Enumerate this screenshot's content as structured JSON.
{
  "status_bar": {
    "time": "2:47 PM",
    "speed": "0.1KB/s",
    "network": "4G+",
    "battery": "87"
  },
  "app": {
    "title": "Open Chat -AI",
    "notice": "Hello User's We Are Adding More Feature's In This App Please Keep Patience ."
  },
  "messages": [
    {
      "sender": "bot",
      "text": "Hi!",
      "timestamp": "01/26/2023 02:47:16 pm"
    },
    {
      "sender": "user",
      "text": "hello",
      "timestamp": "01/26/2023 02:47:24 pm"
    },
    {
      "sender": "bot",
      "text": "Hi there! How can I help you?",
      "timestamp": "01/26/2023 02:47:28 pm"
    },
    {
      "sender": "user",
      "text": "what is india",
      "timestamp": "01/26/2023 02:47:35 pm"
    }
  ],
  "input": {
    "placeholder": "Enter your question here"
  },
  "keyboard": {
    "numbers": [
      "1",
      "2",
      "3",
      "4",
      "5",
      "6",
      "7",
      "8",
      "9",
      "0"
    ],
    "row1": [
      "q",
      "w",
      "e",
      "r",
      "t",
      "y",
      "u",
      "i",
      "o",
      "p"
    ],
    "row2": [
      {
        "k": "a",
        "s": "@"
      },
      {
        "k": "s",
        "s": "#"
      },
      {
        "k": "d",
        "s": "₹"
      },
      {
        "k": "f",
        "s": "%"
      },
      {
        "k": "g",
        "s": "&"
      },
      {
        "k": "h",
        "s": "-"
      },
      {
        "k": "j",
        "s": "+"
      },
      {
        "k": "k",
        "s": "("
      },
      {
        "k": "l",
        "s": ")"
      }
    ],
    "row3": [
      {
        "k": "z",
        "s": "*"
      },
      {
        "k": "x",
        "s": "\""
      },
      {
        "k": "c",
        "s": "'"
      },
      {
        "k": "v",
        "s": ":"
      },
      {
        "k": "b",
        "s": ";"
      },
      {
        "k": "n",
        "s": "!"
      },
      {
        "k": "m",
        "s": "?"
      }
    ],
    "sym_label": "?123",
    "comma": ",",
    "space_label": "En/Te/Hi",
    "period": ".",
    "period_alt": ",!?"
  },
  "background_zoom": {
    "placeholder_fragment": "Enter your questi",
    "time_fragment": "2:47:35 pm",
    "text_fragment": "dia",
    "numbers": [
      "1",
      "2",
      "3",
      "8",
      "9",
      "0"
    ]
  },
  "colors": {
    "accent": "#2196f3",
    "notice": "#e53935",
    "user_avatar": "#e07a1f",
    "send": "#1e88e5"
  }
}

## Written problem
List every line above that contains the word "notice".

## Answer to the task
    "notice": "Hello User's We Are Adding More Feature's In This App Please Keep Patience ."
    "notice": "#e53935",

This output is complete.